◆ Aim of the exercise
Pictures do not belong in the copy; quote every entry below exactly.

start Data in this exercise

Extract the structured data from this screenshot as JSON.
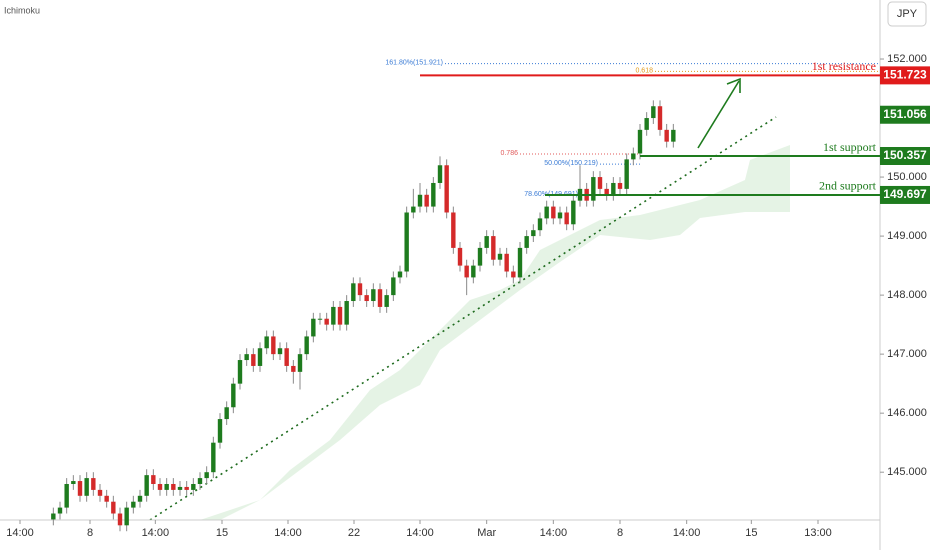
{
  "chart_data": {
    "type": "candlestick",
    "indicator": "Ichimoku",
    "currency": "JPY",
    "up_color": "#1e7b1e",
    "down_color": "#d42a2a",
    "xlim": [
      -8,
      124
    ],
    "xticks": [
      {
        "value": -5,
        "label": "14:00"
      },
      {
        "value": 5.5,
        "label": "8"
      },
      {
        "value": 15.3,
        "label": "14:00"
      },
      {
        "value": 25.3,
        "label": "15"
      },
      {
        "value": 35.2,
        "label": "14:00"
      },
      {
        "value": 45.1,
        "label": "22"
      },
      {
        "value": 55,
        "label": "14:00"
      },
      {
        "value": 65,
        "label": "Mar"
      },
      {
        "value": 75,
        "label": "14:00"
      },
      {
        "value": 85,
        "label": "8"
      },
      {
        "value": 95,
        "label": "14:00"
      },
      {
        "value": 104.7,
        "label": "15"
      },
      {
        "value": 114.7,
        "label": "13:00"
      }
    ],
    "ylim": [
      144.19,
      153.0
    ],
    "yticks": [
      {
        "value": 152,
        "label": "152.000"
      },
      {
        "value": 151,
        "label": "151.000"
      },
      {
        "value": 150,
        "label": "150.000"
      },
      {
        "value": 149,
        "label": "149.000"
      },
      {
        "value": 148,
        "label": "148.000"
      },
      {
        "value": 147,
        "label": "147.000"
      },
      {
        "value": 146,
        "label": "146.000"
      },
      {
        "value": 145,
        "label": "145.000"
      }
    ],
    "open": [
      144.2,
      144.3,
      144.4,
      144.8,
      144.85,
      144.6,
      144.9,
      144.7,
      144.6,
      144.5,
      144.3,
      144.1,
      144.4,
      144.5,
      144.6,
      144.95,
      144.8,
      144.7,
      144.8,
      144.7,
      144.75,
      144.7,
      144.8,
      144.9,
      145.0,
      145.5,
      145.9,
      146.1,
      146.5,
      146.9,
      147.0,
      146.8,
      147.1,
      147.3,
      147.0,
      147.1,
      146.8,
      146.7,
      147.0,
      147.3,
      147.6,
      147.6,
      147.5,
      147.8,
      147.5,
      147.9,
      148.2,
      148.0,
      147.9,
      148.1,
      147.8,
      148.0,
      148.3,
      148.4,
      149.4,
      149.5,
      149.7,
      149.5,
      149.9,
      150.2,
      149.4,
      148.8,
      148.5,
      148.3,
      148.5,
      148.8,
      149.0,
      148.6,
      148.7,
      148.4,
      148.3,
      148.8,
      149.0,
      149.1,
      149.3,
      149.5,
      149.3,
      149.4,
      149.2,
      149.6,
      149.8,
      149.6,
      150.0,
      149.8,
      149.7,
      149.9,
      149.8,
      150.3,
      150.4,
      150.8,
      151.0,
      151.2,
      150.8,
      150.6
    ],
    "high": [
      144.4,
      144.5,
      144.9,
      144.95,
      144.95,
      145.0,
      145.0,
      144.8,
      144.7,
      144.6,
      144.4,
      144.5,
      144.6,
      144.7,
      145.05,
      145.05,
      144.9,
      144.9,
      144.9,
      144.85,
      144.85,
      144.9,
      145.0,
      145.1,
      145.6,
      146.0,
      146.2,
      146.6,
      147.0,
      147.1,
      147.1,
      147.2,
      147.4,
      147.4,
      147.2,
      147.2,
      146.9,
      147.1,
      147.4,
      147.7,
      147.7,
      147.7,
      147.9,
      147.9,
      148.0,
      148.3,
      148.3,
      148.1,
      148.2,
      148.2,
      148.1,
      148.4,
      148.5,
      149.5,
      149.8,
      149.9,
      149.8,
      150.0,
      150.35,
      150.3,
      149.5,
      148.9,
      148.6,
      148.6,
      148.9,
      149.1,
      149.1,
      148.8,
      148.8,
      148.5,
      148.9,
      149.1,
      149.2,
      149.4,
      149.6,
      149.6,
      149.5,
      149.5,
      149.7,
      150.2,
      149.9,
      150.1,
      150.1,
      149.9,
      150.0,
      150.0,
      150.4,
      150.5,
      150.9,
      151.1,
      151.3,
      151.3,
      150.9,
      150.9
    ],
    "low": [
      144.1,
      144.2,
      144.3,
      144.7,
      144.5,
      144.5,
      144.6,
      144.5,
      144.4,
      144.2,
      144.0,
      144.0,
      144.3,
      144.4,
      144.5,
      144.7,
      144.6,
      144.6,
      144.6,
      144.6,
      144.6,
      144.6,
      144.7,
      144.8,
      144.9,
      145.4,
      145.8,
      146.0,
      146.4,
      146.8,
      146.7,
      146.7,
      147.0,
      146.9,
      146.9,
      146.7,
      146.5,
      146.4,
      146.9,
      147.2,
      147.5,
      147.4,
      147.4,
      147.4,
      147.4,
      147.8,
      147.9,
      147.8,
      147.8,
      147.7,
      147.7,
      147.9,
      148.2,
      148.3,
      149.3,
      149.4,
      149.4,
      149.4,
      149.8,
      149.3,
      148.7,
      148.4,
      148.0,
      148.2,
      148.4,
      148.7,
      148.5,
      148.5,
      148.3,
      148.2,
      148.2,
      148.7,
      148.9,
      149.0,
      149.2,
      149.2,
      149.2,
      149.1,
      149.1,
      149.5,
      149.5,
      149.5,
      149.7,
      149.6,
      149.6,
      149.7,
      149.7,
      150.2,
      150.3,
      150.7,
      150.9,
      150.7,
      150.5,
      150.5
    ],
    "close": [
      144.3,
      144.4,
      144.8,
      144.85,
      144.6,
      144.9,
      144.7,
      144.6,
      144.5,
      144.3,
      144.1,
      144.4,
      144.5,
      144.6,
      144.95,
      144.8,
      144.7,
      144.8,
      144.7,
      144.75,
      144.7,
      144.8,
      144.9,
      145.0,
      145.5,
      145.9,
      146.1,
      146.5,
      146.9,
      147.0,
      146.8,
      147.1,
      147.3,
      147.0,
      147.1,
      146.8,
      146.7,
      147.0,
      147.3,
      147.6,
      147.6,
      147.5,
      147.8,
      147.5,
      147.9,
      148.2,
      148.0,
      147.9,
      148.1,
      147.8,
      148.0,
      148.3,
      148.4,
      149.4,
      149.5,
      149.7,
      149.5,
      149.9,
      150.2,
      149.4,
      148.8,
      148.5,
      148.3,
      148.5,
      148.8,
      149.0,
      148.6,
      148.7,
      148.4,
      148.3,
      148.8,
      149.0,
      149.1,
      149.3,
      149.5,
      149.3,
      149.4,
      149.2,
      149.6,
      149.8,
      149.6,
      150.0,
      149.8,
      149.7,
      149.9,
      149.8,
      150.3,
      150.4,
      150.8,
      151.0,
      151.2,
      150.8,
      150.6,
      150.8
    ],
    "last_price": 151.056,
    "levels": [
      {
        "label": "1st resistance",
        "value": 151.723,
        "color": "#e01b1b"
      },
      {
        "label": "1st support",
        "value": 150.357,
        "color": "#1e7b1e"
      },
      {
        "label": "2nd support",
        "value": 149.697,
        "color": "#1e7b1e"
      }
    ],
    "fib_levels": [
      {
        "label": "161.80%(151.921)",
        "value": 151.921,
        "color": "#3a7bd5"
      },
      {
        "label": "0.618",
        "value": 151.79,
        "color": "#e39b1c"
      },
      {
        "label": "0.786",
        "value": 150.39,
        "color": "#e05a5a"
      },
      {
        "label": "50.00%(150.219)",
        "value": 150.219,
        "color": "#3a7bd5"
      },
      {
        "label": "78.60%(149.691)",
        "value": 149.691,
        "color": "#3a7bd5"
      }
    ]
  }
}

end Data in this exercise

◆ Solution for this exercise
Extract the structured data from this screenshot as JSON.
{
  "chart_data": {
    "type": "candlestick",
    "indicator": "Ichimoku",
    "currency": "JPY",
    "up_color": "#1e7b1e",
    "down_color": "#d42a2a",
    "xlim": [
      -8,
      124
    ],
    "xticks": [
      {
        "value": -5,
        "label": "14:00"
      },
      {
        "value": 5.5,
        "label": "8"
      },
      {
        "value": 15.3,
        "label": "14:00"
      },
      {
        "value": 25.3,
        "label": "15"
      },
      {
        "value": 35.2,
        "label": "14:00"
      },
      {
        "value": 45.1,
        "label": "22"
      },
      {
        "value": 55,
        "label": "14:00"
      },
      {
        "value": 65,
        "label": "Mar"
      },
      {
        "value": 75,
        "label": "14:00"
      },
      {
        "value": 85,
        "label": "8"
      },
      {
        "value": 95,
        "label": "14:00"
      },
      {
        "value": 104.7,
        "label": "15"
      },
      {
        "value": 114.7,
        "label": "13:00"
      }
    ],
    "ylim": [
      144.19,
      153.0
    ],
    "yticks": [
      {
        "value": 152,
        "label": "152.000"
      },
      {
        "value": 151,
        "label": "151.000"
      },
      {
        "value": 150,
        "label": "150.000"
      },
      {
        "value": 149,
        "label": "149.000"
      },
      {
        "value": 148,
        "label": "148.000"
      },
      {
        "value": 147,
        "label": "147.000"
      },
      {
        "value": 146,
        "label": "146.000"
      },
      {
        "value": 145,
        "label": "145.000"
      }
    ],
    "open": [
      144.2,
      144.3,
      144.4,
      144.8,
      144.85,
      144.6,
      144.9,
      144.7,
      144.6,
      144.5,
      144.3,
      144.1,
      144.4,
      144.5,
      144.6,
      144.95,
      144.8,
      144.7,
      144.8,
      144.7,
      144.75,
      144.7,
      144.8,
      144.9,
      145.0,
      145.5,
      145.9,
      146.1,
      146.5,
      146.9,
      147.0,
      146.8,
      147.1,
      147.3,
      147.0,
      147.1,
      146.8,
      146.7,
      147.0,
      147.3,
      147.6,
      147.6,
      147.5,
      147.8,
      147.5,
      147.9,
      148.2,
      148.0,
      147.9,
      148.1,
      147.8,
      148.0,
      148.3,
      148.4,
      149.4,
      149.5,
      149.7,
      149.5,
      149.9,
      150.2,
      149.4,
      148.8,
      148.5,
      148.3,
      148.5,
      148.8,
      149.0,
      148.6,
      148.7,
      148.4,
      148.3,
      148.8,
      149.0,
      149.1,
      149.3,
      149.5,
      149.3,
      149.4,
      149.2,
      149.6,
      149.8,
      149.6,
      150.0,
      149.8,
      149.7,
      149.9,
      149.8,
      150.3,
      150.4,
      150.8,
      151.0,
      151.2,
      150.8,
      150.6
    ],
    "high": [
      144.4,
      144.5,
      144.9,
      144.95,
      144.95,
      145.0,
      145.0,
      144.8,
      144.7,
      144.6,
      144.4,
      144.5,
      144.6,
      144.7,
      145.05,
      145.05,
      144.9,
      144.9,
      144.9,
      144.85,
      144.85,
      144.9,
      145.0,
      145.1,
      145.6,
      146.0,
      146.2,
      146.6,
      147.0,
      147.1,
      147.1,
      147.2,
      147.4,
      147.4,
      147.2,
      147.2,
      146.9,
      147.1,
      147.4,
      147.7,
      147.7,
      147.7,
      147.9,
      147.9,
      148.0,
      148.3,
      148.3,
      148.1,
      148.2,
      148.2,
      148.1,
      148.4,
      148.5,
      149.5,
      149.8,
      149.9,
      149.8,
      150.0,
      150.35,
      150.3,
      149.5,
      148.9,
      148.6,
      148.6,
      148.9,
      149.1,
      149.1,
      148.8,
      148.8,
      148.5,
      148.9,
      149.1,
      149.2,
      149.4,
      149.6,
      149.6,
      149.5,
      149.5,
      149.7,
      150.2,
      149.9,
      150.1,
      150.1,
      149.9,
      150.0,
      150.0,
      150.4,
      150.5,
      150.9,
      151.1,
      151.3,
      151.3,
      150.9,
      150.9
    ],
    "low": [
      144.1,
      144.2,
      144.3,
      144.7,
      144.5,
      144.5,
      144.6,
      144.5,
      144.4,
      144.2,
      144.0,
      144.0,
      144.3,
      144.4,
      144.5,
      144.7,
      144.6,
      144.6,
      144.6,
      144.6,
      144.6,
      144.6,
      144.7,
      144.8,
      144.9,
      145.4,
      145.8,
      146.0,
      146.4,
      146.8,
      146.7,
      146.7,
      147.0,
      146.9,
      146.9,
      146.7,
      146.5,
      146.4,
      146.9,
      147.2,
      147.5,
      147.4,
      147.4,
      147.4,
      147.4,
      147.8,
      147.9,
      147.8,
      147.8,
      147.7,
      147.7,
      147.9,
      148.2,
      148.3,
      149.3,
      149.4,
      149.4,
      149.4,
      149.8,
      149.3,
      148.7,
      148.4,
      148.0,
      148.2,
      148.4,
      148.7,
      148.5,
      148.5,
      148.3,
      148.2,
      148.2,
      148.7,
      148.9,
      149.0,
      149.2,
      149.2,
      149.2,
      149.1,
      149.1,
      149.5,
      149.5,
      149.5,
      149.7,
      149.6,
      149.6,
      149.7,
      149.7,
      150.2,
      150.3,
      150.7,
      150.9,
      150.7,
      150.5,
      150.5
    ],
    "close": [
      144.3,
      144.4,
      144.8,
      144.85,
      144.6,
      144.9,
      144.7,
      144.6,
      144.5,
      144.3,
      144.1,
      144.4,
      144.5,
      144.6,
      144.95,
      144.8,
      144.7,
      144.8,
      144.7,
      144.75,
      144.7,
      144.8,
      144.9,
      145.0,
      145.5,
      145.9,
      146.1,
      146.5,
      146.9,
      147.0,
      146.8,
      147.1,
      147.3,
      147.0,
      147.1,
      146.8,
      146.7,
      147.0,
      147.3,
      147.6,
      147.6,
      147.5,
      147.8,
      147.5,
      147.9,
      148.2,
      148.0,
      147.9,
      148.1,
      147.8,
      148.0,
      148.3,
      148.4,
      149.4,
      149.5,
      149.7,
      149.5,
      149.9,
      150.2,
      149.4,
      148.8,
      148.5,
      148.3,
      148.5,
      148.8,
      149.0,
      148.6,
      148.7,
      148.4,
      148.3,
      148.8,
      149.0,
      149.1,
      149.3,
      149.5,
      149.3,
      149.4,
      149.2,
      149.6,
      149.8,
      149.6,
      150.0,
      149.8,
      149.7,
      149.9,
      149.8,
      150.3,
      150.4,
      150.8,
      151.0,
      151.2,
      150.8,
      150.6,
      150.8
    ],
    "last_price": 151.056,
    "levels": [
      {
        "label": "1st resistance",
        "value": 151.723,
        "color": "#e01b1b"
      },
      {
        "label": "1st support",
        "value": 150.357,
        "color": "#1e7b1e"
      },
      {
        "label": "2nd support",
        "value": 149.697,
        "color": "#1e7b1e"
      }
    ],
    "fib_levels": [
      {
        "label": "161.80%(151.921)",
        "value": 151.921,
        "color": "#3a7bd5"
      },
      {
        "label": "0.618",
        "value": 151.79,
        "color": "#e39b1c"
      },
      {
        "label": "0.786",
        "value": 150.39,
        "color": "#e05a5a"
      },
      {
        "label": "50.00%(150.219)",
        "value": 150.219,
        "color": "#3a7bd5"
      },
      {
        "label": "78.60%(149.691)",
        "value": 149.691,
        "color": "#3a7bd5"
      }
    ]
  }
}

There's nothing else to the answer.